Go through the entries below and pick out every line with "xlabel".

* Start GIVEN RECORDS *

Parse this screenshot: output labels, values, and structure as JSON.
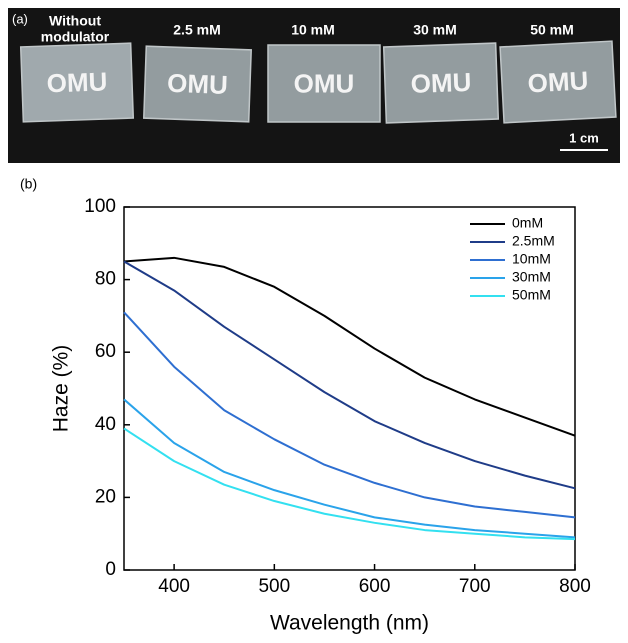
{
  "panel_a": {
    "label": "(a)",
    "samples": [
      [
        "Without",
        "modulator"
      ],
      [
        "2.5 mM"
      ],
      [
        "10 mM"
      ],
      [
        "30 mM"
      ],
      [
        "50 mM"
      ]
    ],
    "plate_text": "OMU",
    "scale_bar": "1 cm"
  },
  "chart_data": {
    "type": "line",
    "panel_label": "(b)",
    "xlabel": "Wavelength (nm)",
    "ylabel": "Haze (%)",
    "x": [
      350,
      400,
      450,
      500,
      550,
      600,
      650,
      700,
      750,
      800
    ],
    "series": [
      {
        "name": "0mM",
        "color": "#000000",
        "values": [
          85,
          86,
          83.5,
          78,
          70,
          61,
          53,
          47,
          42,
          37
        ]
      },
      {
        "name": "2.5mM",
        "color": "#1f3c88",
        "values": [
          85,
          77,
          67,
          58,
          49,
          41,
          35,
          30,
          26,
          22.5
        ]
      },
      {
        "name": "10mM",
        "color": "#2e6fd1",
        "values": [
          71,
          56,
          44,
          36,
          29,
          24,
          20,
          17.5,
          16,
          14.5
        ]
      },
      {
        "name": "30mM",
        "color": "#2aa3ea",
        "values": [
          47,
          35,
          27,
          22,
          18,
          14.5,
          12.5,
          11,
          10,
          9
        ]
      },
      {
        "name": "50mM",
        "color": "#33e0f0",
        "values": [
          39,
          30,
          23.5,
          19,
          15.5,
          13,
          11,
          10,
          9,
          8.5
        ]
      }
    ],
    "xlim": [
      350,
      800
    ],
    "xticks": [
      400,
      500,
      600,
      700,
      800
    ],
    "ylim": [
      0,
      100
    ],
    "yticks": [
      0,
      20,
      40,
      60,
      80,
      100
    ],
    "legend": "upper right"
  }
}
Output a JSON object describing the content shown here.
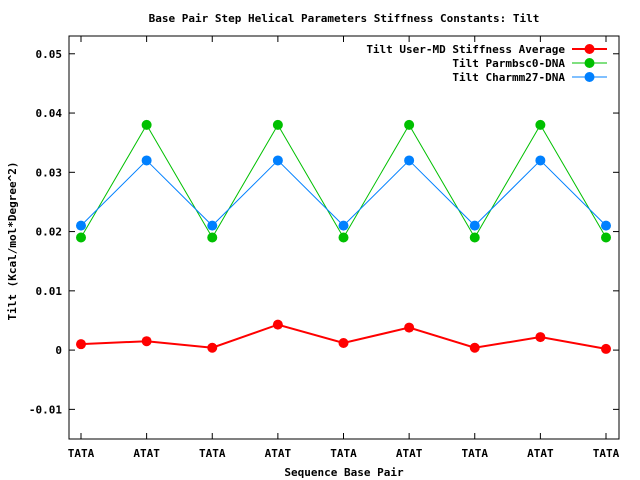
{
  "chart_data": {
    "type": "line",
    "title": "Base Pair Step Helical Parameters Stiffness Constants: Tilt",
    "xlabel": "Sequence Base Pair",
    "ylabel": "Tilt (Kcal/mol*Degree^2)",
    "categories": [
      "TATA",
      "ATAT",
      "TATA",
      "ATAT",
      "TATA",
      "ATAT",
      "TATA",
      "ATAT",
      "TATA"
    ],
    "ylim": [
      -0.015,
      0.053
    ],
    "yticks": [
      -0.01,
      0,
      0.01,
      0.02,
      0.03,
      0.04,
      0.05
    ],
    "ytick_labels": [
      "-0.01",
      "0",
      "0.01",
      "0.02",
      "0.03",
      "0.04",
      "0.05"
    ],
    "grid": false,
    "legend_position": "top-right",
    "series": [
      {
        "name": "Tilt User-MD Stiffness Average",
        "color": "#ff0000",
        "values": [
          0.001,
          0.0015,
          0.0004,
          0.0043,
          0.0012,
          0.0038,
          0.0004,
          0.0022,
          0.0002
        ]
      },
      {
        "name": "Tilt Parmbsc0-DNA",
        "color": "#00c000",
        "values": [
          0.019,
          0.038,
          0.019,
          0.038,
          0.019,
          0.038,
          0.019,
          0.038,
          0.019
        ]
      },
      {
        "name": "Tilt Charmm27-DNA",
        "color": "#0080ff",
        "values": [
          0.021,
          0.032,
          0.021,
          0.032,
          0.021,
          0.032,
          0.021,
          0.032,
          0.021
        ]
      }
    ]
  }
}
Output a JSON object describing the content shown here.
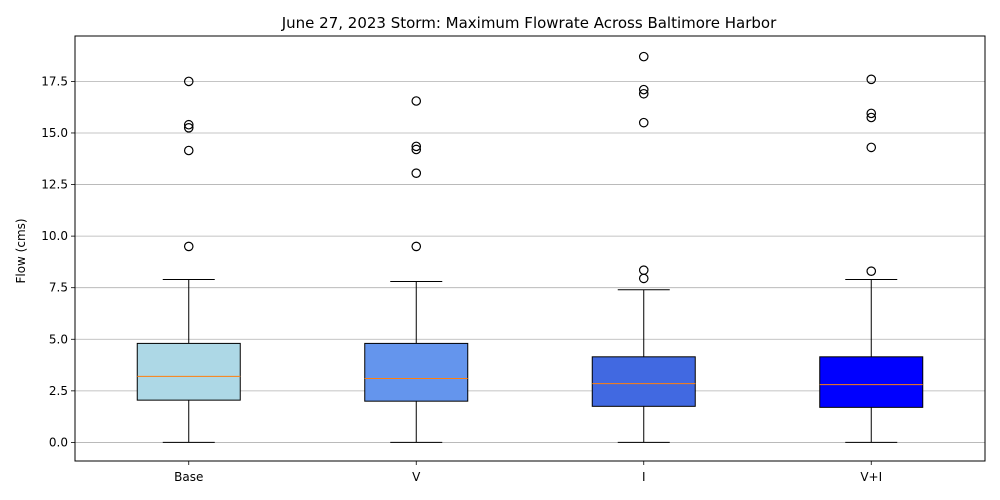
{
  "chart_data": {
    "type": "box",
    "title": "June 27, 2023 Storm: Maximum Flowrate Across Baltimore Harbor",
    "xlabel": "",
    "ylabel": "Flow (cms)",
    "ylim": [
      -0.9,
      19.7
    ],
    "yticks": [
      0.0,
      2.5,
      5.0,
      7.5,
      10.0,
      12.5,
      15.0,
      17.5
    ],
    "ytick_labels": [
      "0.0",
      "2.5",
      "5.0",
      "7.5",
      "10.0",
      "12.5",
      "15.0",
      "17.5"
    ],
    "grid": "y",
    "categories": [
      "Base",
      "V",
      "I",
      "V+I"
    ],
    "series": [
      {
        "whislo": 0.0,
        "q1": 2.05,
        "med": 3.2,
        "q3": 4.8,
        "whishi": 7.9,
        "fliers": [
          9.5,
          14.15,
          15.25,
          15.4,
          17.5
        ],
        "color": "#add8e6"
      },
      {
        "whislo": 0.0,
        "q1": 2.0,
        "med": 3.1,
        "q3": 4.8,
        "whishi": 7.8,
        "fliers": [
          9.5,
          13.05,
          14.2,
          14.35,
          16.55
        ],
        "color": "#6495ed"
      },
      {
        "whislo": 0.0,
        "q1": 1.75,
        "med": 2.85,
        "q3": 4.15,
        "whishi": 7.4,
        "fliers": [
          7.95,
          8.35,
          15.5,
          16.9,
          17.1,
          18.7
        ],
        "color": "#4169e1"
      },
      {
        "whislo": 0.0,
        "q1": 1.7,
        "med": 2.8,
        "q3": 4.15,
        "whishi": 7.9,
        "fliers": [
          8.3,
          14.3,
          15.75,
          15.95,
          17.6
        ],
        "color": "#0000ff"
      }
    ],
    "median_color": "#ff7f0e",
    "grid_color": "#b0b0b0"
  }
}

* End GIVEN RECORDS *

ANSWER TO THIS TASK:
    "xlabel": "Wavelength (nm)",
    "xlabel": "Sequence Base Pair",
    "xlabel": "",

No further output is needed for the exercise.